Pictures do not belong in the copy; quote every entry below exactly.

## Excerpted data:
((

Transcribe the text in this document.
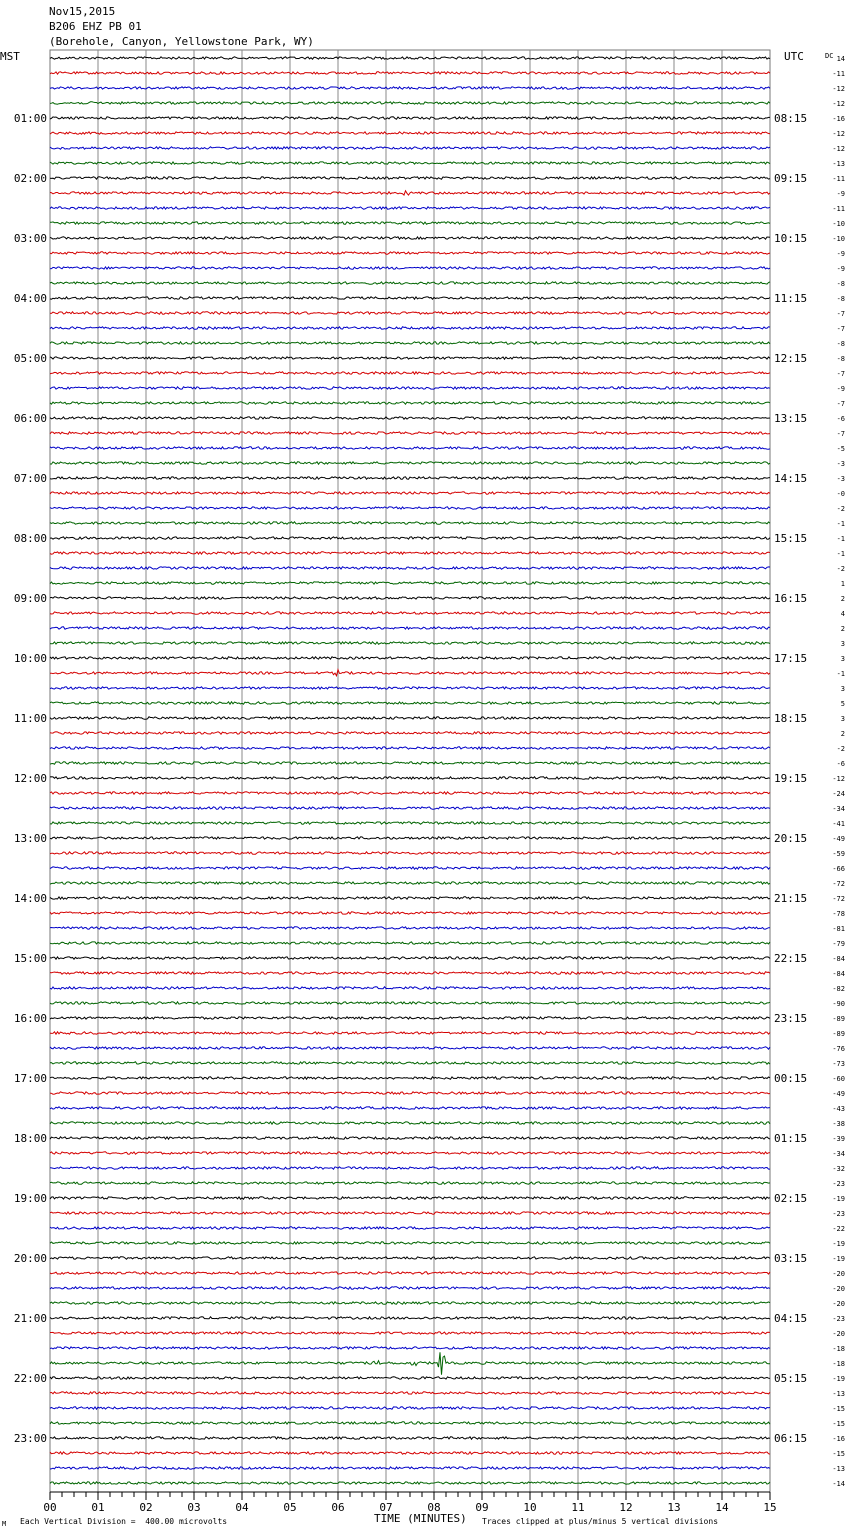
Nov15,2015
B206 EHZ PB 01
(Borehole, Canyon, Yellowstone Park, WY)
MST	UTC	DC 14
-11
-12
-12
-16
-12
-12
-13
-11
-9
-11
-10
-10
-9
-9
-8
-8
-7
-7
-8
-8
-7
-9
-7
-6
-7
-5
-3
-3
-0
-2
-1
-1
-1
-2
1
2
4
2
3
3
-1
3
5
3
2
-2
-6
-12
-24
-34
-41
-49
-59
-66
-72
-72
-78
-81
-79
-84
-84
-82
-90
-89
-89
-76
-73
-60
-49
-43
-38
-39
-34
-32
-23
-19
-23
-22
-19
-19
-20
-20
-20
-23
-20
-18
-18
-19
-13
-15
-15
-16
-15
-13
-14
01:00
02:00
03:00
04:00
05:00
06:00
07:00
08:00
09:00
10:00
11:00
12:00
13:00
14:00
15:00
16:00
17:00
18:00
19:00
20:00
21:00
22:00
23:00
08:15
09:15
10:15
11:15
12:15
13:15
14:15
15:15
16:15
17:15
18:15
19:15
20:15
21:15
22:15
23:15
00:15
01:15
02:15
03:15
04:15
05:15
06:15
00	01	02	03	04	05	06	07	08	09	10	11	12	13	14	15
M Each Vertical Division =  400.00 microvolts	TIME (MINUTES) Traces clipped at plus/minus 5 vertical divisions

))

## Response for this exercise:
Transcribe the text in this document.
Nov15,2015
B206 EHZ PB 01
(Borehole, Canyon, Yellowstone Park, WY)
MST	UTC	DC 14
-11
-12
-12
-16
-12
-12
-13
-11
-9
-11
-10
-10
-9
-9
-8
-8
-7
-7
-8
-8
-7
-9
-7
-6
-7
-5
-3
-3
-0
-2
-1
-1
-1
-2
1
2
4
2
3
3
-1
3
5
3
2
-2
-6
-12
-24
-34
-41
-49
-59
-66
-72
-72
-78
-81
-79
-84
-84
-82
-90
-89
-89
-76
-73
-60
-49
-43
-38
-39
-34
-32
-23
-19
-23
-22
-19
-19
-20
-20
-20
-23
-20
-18
-18
-19
-13
-15
-15
-16
-15
-13
-14
01:00
02:00
03:00
04:00
05:00
06:00
07:00
08:00
09:00
10:00
11:00
12:00
13:00
14:00
15:00
16:00
17:00
18:00
19:00
20:00
21:00
22:00
23:00
08:15
09:15
10:15
11:15
12:15
13:15
14:15
15:15
16:15
17:15
18:15
19:15
20:15
21:15
22:15
23:15
00:15
01:15
02:15
03:15
04:15
05:15
06:15
00	01	02	03	04	05	06	07	08	09	10	11	12	13	14	15
M Each Vertical Division =  400.00 microvolts	TIME (MINUTES) Traces clipped at plus/minus 5 vertical divisions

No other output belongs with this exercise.